§ **Written request**
Copy every line of the data exactly, leaving nothing out.
........
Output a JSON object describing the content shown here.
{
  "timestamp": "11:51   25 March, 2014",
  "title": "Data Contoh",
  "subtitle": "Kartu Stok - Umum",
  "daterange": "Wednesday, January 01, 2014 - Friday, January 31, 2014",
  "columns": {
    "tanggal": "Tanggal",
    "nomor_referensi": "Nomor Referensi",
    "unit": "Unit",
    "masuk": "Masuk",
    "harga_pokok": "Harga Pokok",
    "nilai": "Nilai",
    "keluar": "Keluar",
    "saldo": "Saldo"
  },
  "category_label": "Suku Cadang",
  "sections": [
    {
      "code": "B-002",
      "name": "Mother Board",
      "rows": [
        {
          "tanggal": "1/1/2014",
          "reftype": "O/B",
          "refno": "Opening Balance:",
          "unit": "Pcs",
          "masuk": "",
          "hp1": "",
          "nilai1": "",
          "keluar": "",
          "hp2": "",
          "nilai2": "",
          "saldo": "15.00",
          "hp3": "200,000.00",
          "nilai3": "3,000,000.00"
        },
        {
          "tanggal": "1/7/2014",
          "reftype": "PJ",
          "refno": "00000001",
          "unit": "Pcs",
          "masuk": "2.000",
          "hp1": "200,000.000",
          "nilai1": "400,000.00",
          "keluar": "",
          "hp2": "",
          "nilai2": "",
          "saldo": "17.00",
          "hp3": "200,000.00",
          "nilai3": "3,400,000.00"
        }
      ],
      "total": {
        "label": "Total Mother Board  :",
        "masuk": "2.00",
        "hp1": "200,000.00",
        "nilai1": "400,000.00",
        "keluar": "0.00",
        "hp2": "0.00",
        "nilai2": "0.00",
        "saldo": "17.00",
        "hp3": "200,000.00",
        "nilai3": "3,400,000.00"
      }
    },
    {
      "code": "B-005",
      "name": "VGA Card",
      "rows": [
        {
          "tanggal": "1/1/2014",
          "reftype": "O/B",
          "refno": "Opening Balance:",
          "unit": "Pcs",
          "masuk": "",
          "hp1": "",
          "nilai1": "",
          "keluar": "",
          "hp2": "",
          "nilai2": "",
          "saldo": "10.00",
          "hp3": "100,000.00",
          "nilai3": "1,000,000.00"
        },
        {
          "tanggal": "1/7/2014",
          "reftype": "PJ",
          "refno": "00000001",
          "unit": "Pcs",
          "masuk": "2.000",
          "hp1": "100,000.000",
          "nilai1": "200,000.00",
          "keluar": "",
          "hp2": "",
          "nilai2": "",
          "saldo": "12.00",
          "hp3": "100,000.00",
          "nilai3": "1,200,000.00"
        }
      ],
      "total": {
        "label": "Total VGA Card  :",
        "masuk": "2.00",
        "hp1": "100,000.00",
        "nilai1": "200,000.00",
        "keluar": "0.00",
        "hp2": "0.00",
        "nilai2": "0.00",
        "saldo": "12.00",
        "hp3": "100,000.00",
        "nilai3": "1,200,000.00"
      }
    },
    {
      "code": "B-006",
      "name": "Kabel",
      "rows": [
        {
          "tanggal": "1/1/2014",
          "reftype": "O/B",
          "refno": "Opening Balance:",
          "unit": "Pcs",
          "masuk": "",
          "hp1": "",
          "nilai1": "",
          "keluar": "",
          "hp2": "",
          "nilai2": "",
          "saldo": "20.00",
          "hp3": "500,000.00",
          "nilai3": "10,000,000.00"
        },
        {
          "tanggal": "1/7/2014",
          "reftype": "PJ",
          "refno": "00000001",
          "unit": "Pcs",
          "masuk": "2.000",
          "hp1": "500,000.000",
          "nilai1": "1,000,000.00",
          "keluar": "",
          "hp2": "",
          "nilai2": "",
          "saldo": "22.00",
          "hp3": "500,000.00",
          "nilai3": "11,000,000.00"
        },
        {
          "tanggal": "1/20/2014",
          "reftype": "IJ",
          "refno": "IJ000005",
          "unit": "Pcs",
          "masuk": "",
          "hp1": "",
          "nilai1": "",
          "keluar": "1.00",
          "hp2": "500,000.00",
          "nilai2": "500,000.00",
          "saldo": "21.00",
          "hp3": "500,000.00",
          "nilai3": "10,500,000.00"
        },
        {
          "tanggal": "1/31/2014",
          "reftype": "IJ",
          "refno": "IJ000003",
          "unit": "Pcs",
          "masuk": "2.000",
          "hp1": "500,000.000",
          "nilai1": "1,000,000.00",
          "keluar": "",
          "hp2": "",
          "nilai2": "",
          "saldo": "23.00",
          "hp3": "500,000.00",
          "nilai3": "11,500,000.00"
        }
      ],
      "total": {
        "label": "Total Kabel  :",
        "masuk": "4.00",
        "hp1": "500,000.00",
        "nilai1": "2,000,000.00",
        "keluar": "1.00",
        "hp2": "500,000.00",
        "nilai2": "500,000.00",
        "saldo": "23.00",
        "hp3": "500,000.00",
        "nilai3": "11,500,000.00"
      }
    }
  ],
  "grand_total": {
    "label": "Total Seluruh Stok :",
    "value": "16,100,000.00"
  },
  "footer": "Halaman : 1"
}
........
§ **Solution to the problem**
Output a JSON object describing the content shown here.
{
  "timestamp": "11:51   25 March, 2014",
  "title": "Data Contoh",
  "subtitle": "Kartu Stok - Umum",
  "daterange": "Wednesday, January 01, 2014 - Friday, January 31, 2014",
  "columns": {
    "tanggal": "Tanggal",
    "nomor_referensi": "Nomor Referensi",
    "unit": "Unit",
    "masuk": "Masuk",
    "harga_pokok": "Harga Pokok",
    "nilai": "Nilai",
    "keluar": "Keluar",
    "saldo": "Saldo"
  },
  "category_label": "Suku Cadang",
  "sections": [
    {
      "code": "B-002",
      "name": "Mother Board",
      "rows": [
        {
          "tanggal": "1/1/2014",
          "reftype": "O/B",
          "refno": "Opening Balance:",
          "unit": "Pcs",
          "masuk": "",
          "hp1": "",
          "nilai1": "",
          "keluar": "",
          "hp2": "",
          "nilai2": "",
          "saldo": "15.00",
          "hp3": "200,000.00",
          "nilai3": "3,000,000.00"
        },
        {
          "tanggal": "1/7/2014",
          "reftype": "PJ",
          "refno": "00000001",
          "unit": "Pcs",
          "masuk": "2.000",
          "hp1": "200,000.000",
          "nilai1": "400,000.00",
          "keluar": "",
          "hp2": "",
          "nilai2": "",
          "saldo": "17.00",
          "hp3": "200,000.00",
          "nilai3": "3,400,000.00"
        }
      ],
      "total": {
        "label": "Total Mother Board  :",
        "masuk": "2.00",
        "hp1": "200,000.00",
        "nilai1": "400,000.00",
        "keluar": "0.00",
        "hp2": "0.00",
        "nilai2": "0.00",
        "saldo": "17.00",
        "hp3": "200,000.00",
        "nilai3": "3,400,000.00"
      }
    },
    {
      "code": "B-005",
      "name": "VGA Card",
      "rows": [
        {
          "tanggal": "1/1/2014",
          "reftype": "O/B",
          "refno": "Opening Balance:",
          "unit": "Pcs",
          "masuk": "",
          "hp1": "",
          "nilai1": "",
          "keluar": "",
          "hp2": "",
          "nilai2": "",
          "saldo": "10.00",
          "hp3": "100,000.00",
          "nilai3": "1,000,000.00"
        },
        {
          "tanggal": "1/7/2014",
          "reftype": "PJ",
          "refno": "00000001",
          "unit": "Pcs",
          "masuk": "2.000",
          "hp1": "100,000.000",
          "nilai1": "200,000.00",
          "keluar": "",
          "hp2": "",
          "nilai2": "",
          "saldo": "12.00",
          "hp3": "100,000.00",
          "nilai3": "1,200,000.00"
        }
      ],
      "total": {
        "label": "Total VGA Card  :",
        "masuk": "2.00",
        "hp1": "100,000.00",
        "nilai1": "200,000.00",
        "keluar": "0.00",
        "hp2": "0.00",
        "nilai2": "0.00",
        "saldo": "12.00",
        "hp3": "100,000.00",
        "nilai3": "1,200,000.00"
      }
    },
    {
      "code": "B-006",
      "name": "Kabel",
      "rows": [
        {
          "tanggal": "1/1/2014",
          "reftype": "O/B",
          "refno": "Opening Balance:",
          "unit": "Pcs",
          "masuk": "",
          "hp1": "",
          "nilai1": "",
          "keluar": "",
          "hp2": "",
          "nilai2": "",
          "saldo": "20.00",
          "hp3": "500,000.00",
          "nilai3": "10,000,000.00"
        },
        {
          "tanggal": "1/7/2014",
          "reftype": "PJ",
          "refno": "00000001",
          "unit": "Pcs",
          "masuk": "2.000",
          "hp1": "500,000.000",
          "nilai1": "1,000,000.00",
          "keluar": "",
          "hp2": "",
          "nilai2": "",
          "saldo": "22.00",
          "hp3": "500,000.00",
          "nilai3": "11,000,000.00"
        },
        {
          "tanggal": "1/20/2014",
          "reftype": "IJ",
          "refno": "IJ000005",
          "unit": "Pcs",
          "masuk": "",
          "hp1": "",
          "nilai1": "",
          "keluar": "1.00",
          "hp2": "500,000.00",
          "nilai2": "500,000.00",
          "saldo": "21.00",
          "hp3": "500,000.00",
          "nilai3": "10,500,000.00"
        },
        {
          "tanggal": "1/31/2014",
          "reftype": "IJ",
          "refno": "IJ000003",
          "unit": "Pcs",
          "masuk": "2.000",
          "hp1": "500,000.000",
          "nilai1": "1,000,000.00",
          "keluar": "",
          "hp2": "",
          "nilai2": "",
          "saldo": "23.00",
          "hp3": "500,000.00",
          "nilai3": "11,500,000.00"
        }
      ],
      "total": {
        "label": "Total Kabel  :",
        "masuk": "4.00",
        "hp1": "500,000.00",
        "nilai1": "2,000,000.00",
        "keluar": "1.00",
        "hp2": "500,000.00",
        "nilai2": "500,000.00",
        "saldo": "23.00",
        "hp3": "500,000.00",
        "nilai3": "11,500,000.00"
      }
    }
  ],
  "grand_total": {
    "label": "Total Seluruh Stok :",
    "value": "16,100,000.00"
  },
  "footer": "Halaman : 1"
}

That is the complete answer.